▸ **Exercise instructions**
Work out how many lines in the listing below include the word "distance"; answer with the number alone.

▸ **Extracted entries**
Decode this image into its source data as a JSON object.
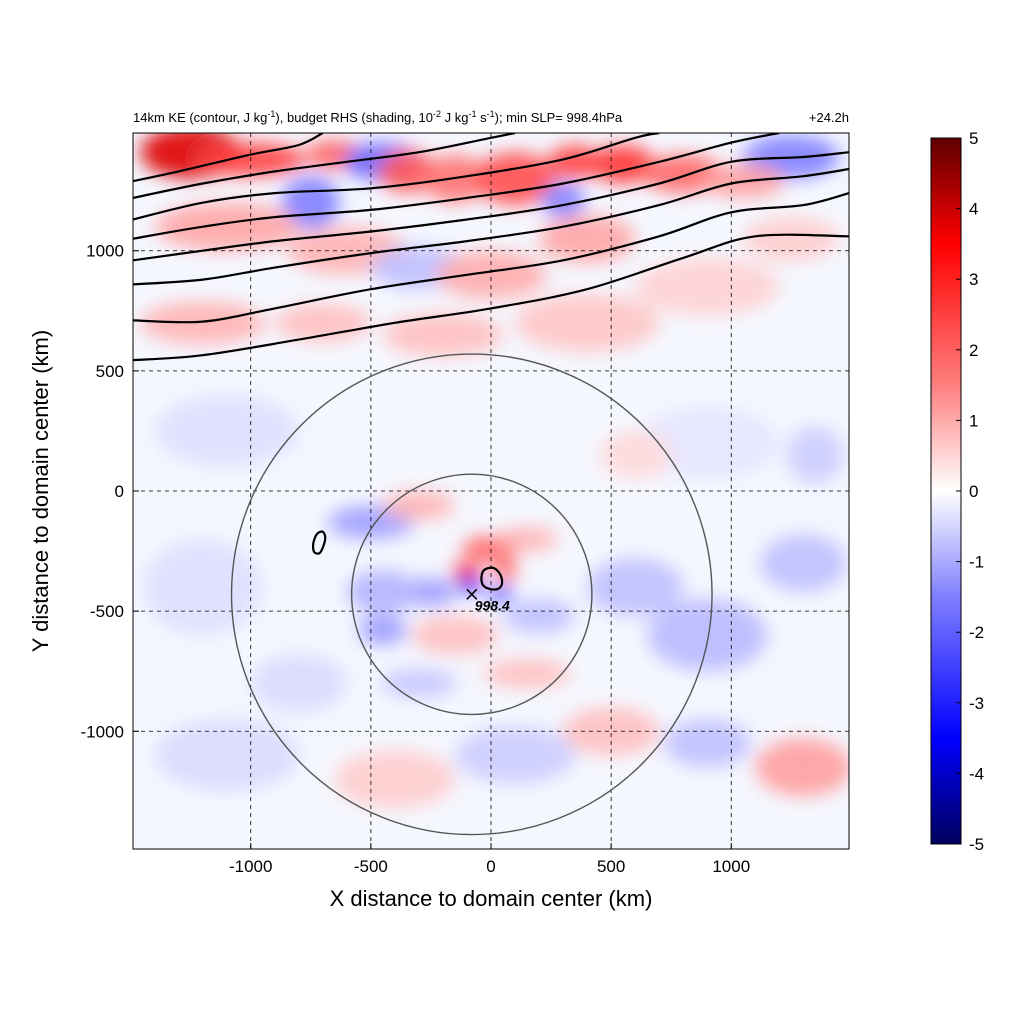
{
  "chart_data": {
    "type": "heatmap",
    "title_parts": {
      "t1": "14km KE (contour, J kg",
      "t1_sup": "-1",
      "t2": "), budget RHS (shading, 10",
      "t2_sup": "-2",
      "t3": " J kg",
      "t3_sup": "-1",
      "t4": " s",
      "t4_sup": "-1",
      "t5": "); min SLP= 998.4hPa"
    },
    "time_label": "+24.2h",
    "xlabel": "X distance to domain center (km)",
    "ylabel": "Y distance to domain center (km)",
    "xlim": [
      -1490,
      1490
    ],
    "ylim": [
      -1490,
      1490
    ],
    "x_ticks": [
      -1000,
      -500,
      0,
      500,
      1000
    ],
    "x_tick_labels": [
      "-1000",
      "-500",
      "0",
      "500",
      "1000"
    ],
    "y_ticks": [
      1000,
      500,
      0,
      -500,
      -1000
    ],
    "y_tick_labels": [
      "1000",
      "500",
      "0",
      "-500",
      "-1000"
    ],
    "grid": true,
    "colorbar": {
      "range": [
        -5,
        5
      ],
      "ticks": [
        5,
        4,
        3,
        2,
        1,
        0,
        -1,
        -2,
        -3,
        -4,
        -5
      ],
      "tick_labels": [
        "5",
        "4",
        "3",
        "2",
        "1",
        "0",
        "-1",
        "-2",
        "-3",
        "-4",
        "-5"
      ],
      "colors": [
        "#00005e",
        "#0000ff",
        "#7f7fff",
        "#ffffff",
        "#ff7f7f",
        "#ff0000",
        "#5e0000"
      ]
    },
    "circles": [
      {
        "center": [
          -80,
          -430
        ],
        "radius": 500
      },
      {
        "center": [
          -80,
          -430
        ],
        "radius": 1000
      }
    ],
    "min_slp": {
      "x": -80,
      "y": -430,
      "label": "998.4"
    },
    "ke_contours": [
      [
        [
          -1490,
          545
        ],
        [
          -1200,
          565
        ],
        [
          -800,
          630
        ],
        [
          -400,
          700
        ],
        [
          0,
          760
        ],
        [
          400,
          840
        ],
        [
          800,
          970
        ],
        [
          1100,
          1060
        ],
        [
          1490,
          1060
        ]
      ],
      [
        [
          -1490,
          710
        ],
        [
          -1200,
          705
        ],
        [
          -900,
          760
        ],
        [
          -500,
          840
        ],
        [
          -100,
          900
        ],
        [
          300,
          960
        ],
        [
          700,
          1060
        ],
        [
          1000,
          1160
        ],
        [
          1300,
          1190
        ],
        [
          1490,
          1240
        ]
      ],
      [
        [
          -1490,
          860
        ],
        [
          -1200,
          880
        ],
        [
          -900,
          930
        ],
        [
          -500,
          990
        ],
        [
          -100,
          1040
        ],
        [
          300,
          1100
        ],
        [
          700,
          1190
        ],
        [
          1000,
          1280
        ],
        [
          1300,
          1310
        ],
        [
          1490,
          1340
        ]
      ],
      [
        [
          -1490,
          960
        ],
        [
          -1200,
          1000
        ],
        [
          -900,
          1040
        ],
        [
          -500,
          1080
        ],
        [
          -100,
          1130
        ],
        [
          300,
          1190
        ],
        [
          700,
          1280
        ],
        [
          1000,
          1370
        ],
        [
          1300,
          1390
        ],
        [
          1490,
          1410
        ]
      ],
      [
        [
          -1490,
          1050
        ],
        [
          -1200,
          1100
        ],
        [
          -900,
          1140
        ],
        [
          -500,
          1170
        ],
        [
          -100,
          1220
        ],
        [
          300,
          1280
        ],
        [
          700,
          1370
        ],
        [
          1000,
          1450
        ],
        [
          1200,
          1490
        ]
      ],
      [
        [
          -1490,
          1130
        ],
        [
          -1200,
          1200
        ],
        [
          -900,
          1240
        ],
        [
          -500,
          1260
        ],
        [
          -100,
          1310
        ],
        [
          300,
          1380
        ],
        [
          600,
          1470
        ],
        [
          700,
          1490
        ]
      ],
      [
        [
          -1490,
          1220
        ],
        [
          -1200,
          1280
        ],
        [
          -900,
          1330
        ],
        [
          -600,
          1370
        ],
        [
          -300,
          1410
        ],
        [
          0,
          1470
        ],
        [
          100,
          1490
        ]
      ],
      [
        [
          -1490,
          1290
        ],
        [
          -1300,
          1330
        ],
        [
          -1000,
          1400
        ],
        [
          -800,
          1440
        ],
        [
          -700,
          1490
        ]
      ]
    ],
    "ke_closed_contours": [
      [
        [
          -725,
          -180
        ],
        [
          -700,
          -170
        ],
        [
          -690,
          -200
        ],
        [
          -710,
          -255
        ],
        [
          -735,
          -255
        ],
        [
          -740,
          -220
        ]
      ],
      [
        [
          -30,
          -330
        ],
        [
          10,
          -320
        ],
        [
          40,
          -350
        ],
        [
          45,
          -390
        ],
        [
          20,
          -410
        ],
        [
          -25,
          -400
        ],
        [
          -40,
          -370
        ]
      ]
    ],
    "shading_blobs": [
      {
        "x": -1250,
        "y": 1410,
        "rx": 210,
        "ry": 110,
        "v": 4.2
      },
      {
        "x": -1000,
        "y": 1380,
        "rx": 230,
        "ry": 70,
        "v": 3.0
      },
      {
        "x": -650,
        "y": 1400,
        "rx": 120,
        "ry": 60,
        "v": 2.5
      },
      {
        "x": -450,
        "y": 1370,
        "rx": 160,
        "ry": 80,
        "v": -2.4
      },
      {
        "x": -750,
        "y": 1200,
        "rx": 120,
        "ry": 110,
        "v": -2.0
      },
      {
        "x": -350,
        "y": 1330,
        "rx": 120,
        "ry": 90,
        "v": 2.6
      },
      {
        "x": -150,
        "y": 1300,
        "rx": 130,
        "ry": 100,
        "v": 2.2
      },
      {
        "x": 100,
        "y": 1300,
        "rx": 170,
        "ry": 110,
        "v": 2.8
      },
      {
        "x": 350,
        "y": 1370,
        "rx": 110,
        "ry": 70,
        "v": 3.0
      },
      {
        "x": 550,
        "y": 1360,
        "rx": 130,
        "ry": 80,
        "v": 3.2
      },
      {
        "x": 300,
        "y": 1210,
        "rx": 90,
        "ry": 70,
        "v": -2.0
      },
      {
        "x": 800,
        "y": 1320,
        "rx": 170,
        "ry": 80,
        "v": 2.4
      },
      {
        "x": 1250,
        "y": 1390,
        "rx": 200,
        "ry": 90,
        "v": -2.0
      },
      {
        "x": 1050,
        "y": 1290,
        "rx": 170,
        "ry": 70,
        "v": 1.5
      },
      {
        "x": -1100,
        "y": 1100,
        "rx": 300,
        "ry": 100,
        "v": 1.4
      },
      {
        "x": -600,
        "y": 1000,
        "rx": 250,
        "ry": 100,
        "v": 1.2
      },
      {
        "x": -300,
        "y": 930,
        "rx": 200,
        "ry": 90,
        "v": -1.0
      },
      {
        "x": 0,
        "y": 900,
        "rx": 230,
        "ry": 100,
        "v": 1.3
      },
      {
        "x": 400,
        "y": 1050,
        "rx": 200,
        "ry": 100,
        "v": 1.4
      },
      {
        "x": -1200,
        "y": 700,
        "rx": 260,
        "ry": 90,
        "v": 1.2
      },
      {
        "x": -700,
        "y": 700,
        "rx": 200,
        "ry": 80,
        "v": 1.0
      },
      {
        "x": -200,
        "y": 650,
        "rx": 250,
        "ry": 90,
        "v": 1.0
      },
      {
        "x": 400,
        "y": 700,
        "rx": 300,
        "ry": 120,
        "v": 0.9
      },
      {
        "x": 900,
        "y": 850,
        "rx": 300,
        "ry": 120,
        "v": 0.7
      },
      {
        "x": 1250,
        "y": 1050,
        "rx": 200,
        "ry": 90,
        "v": 0.8
      },
      {
        "x": 0,
        "y": -240,
        "rx": 120,
        "ry": 50,
        "v": 2.6
      },
      {
        "x": -100,
        "y": -340,
        "rx": 60,
        "ry": 50,
        "v": 3.0
      },
      {
        "x": -90,
        "y": -390,
        "rx": 40,
        "ry": 40,
        "v": -4.0
      },
      {
        "x": 40,
        "y": -430,
        "rx": 55,
        "ry": 30,
        "v": -3.2
      },
      {
        "x": 60,
        "y": -330,
        "rx": 50,
        "ry": 45,
        "v": 2.4
      },
      {
        "x": -250,
        "y": -420,
        "rx": 110,
        "ry": 60,
        "v": -1.5
      },
      {
        "x": -450,
        "y": -420,
        "rx": 150,
        "ry": 90,
        "v": -1.2
      },
      {
        "x": -500,
        "y": -130,
        "rx": 180,
        "ry": 70,
        "v": -1.5
      },
      {
        "x": -300,
        "y": -60,
        "rx": 150,
        "ry": 60,
        "v": 1.2
      },
      {
        "x": 150,
        "y": -200,
        "rx": 130,
        "ry": 50,
        "v": 1.2
      },
      {
        "x": 200,
        "y": -520,
        "rx": 150,
        "ry": 70,
        "v": -1.0
      },
      {
        "x": -150,
        "y": -600,
        "rx": 180,
        "ry": 80,
        "v": 1.0
      },
      {
        "x": -450,
        "y": -580,
        "rx": 100,
        "ry": 60,
        "v": -1.6
      },
      {
        "x": 150,
        "y": -760,
        "rx": 180,
        "ry": 60,
        "v": 1.0
      },
      {
        "x": -300,
        "y": -800,
        "rx": 160,
        "ry": 60,
        "v": -0.9
      },
      {
        "x": 600,
        "y": -400,
        "rx": 200,
        "ry": 120,
        "v": -1.0
      },
      {
        "x": 900,
        "y": -600,
        "rx": 250,
        "ry": 150,
        "v": -1.1
      },
      {
        "x": 1300,
        "y": -300,
        "rx": 180,
        "ry": 120,
        "v": -1.0
      },
      {
        "x": 1300,
        "y": -1150,
        "rx": 200,
        "ry": 120,
        "v": 1.5
      },
      {
        "x": 900,
        "y": -1050,
        "rx": 180,
        "ry": 100,
        "v": -1.0
      },
      {
        "x": 500,
        "y": -1000,
        "rx": 200,
        "ry": 100,
        "v": 1.0
      },
      {
        "x": 100,
        "y": -1100,
        "rx": 250,
        "ry": 120,
        "v": -0.8
      },
      {
        "x": -400,
        "y": -1200,
        "rx": 250,
        "ry": 120,
        "v": 0.8
      },
      {
        "x": -1100,
        "y": -1100,
        "rx": 300,
        "ry": 150,
        "v": -0.6
      },
      {
        "x": -1200,
        "y": -400,
        "rx": 250,
        "ry": 200,
        "v": -0.5
      },
      {
        "x": -1100,
        "y": 250,
        "rx": 300,
        "ry": 150,
        "v": -0.5
      },
      {
        "x": 900,
        "y": 200,
        "rx": 300,
        "ry": 150,
        "v": -0.4
      },
      {
        "x": 600,
        "y": 150,
        "rx": 150,
        "ry": 100,
        "v": 0.6
      },
      {
        "x": 1350,
        "y": 150,
        "rx": 120,
        "ry": 120,
        "v": -0.8
      },
      {
        "x": -800,
        "y": -800,
        "rx": 200,
        "ry": 120,
        "v": -0.6
      }
    ]
  }
}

▸ **Task solution**
2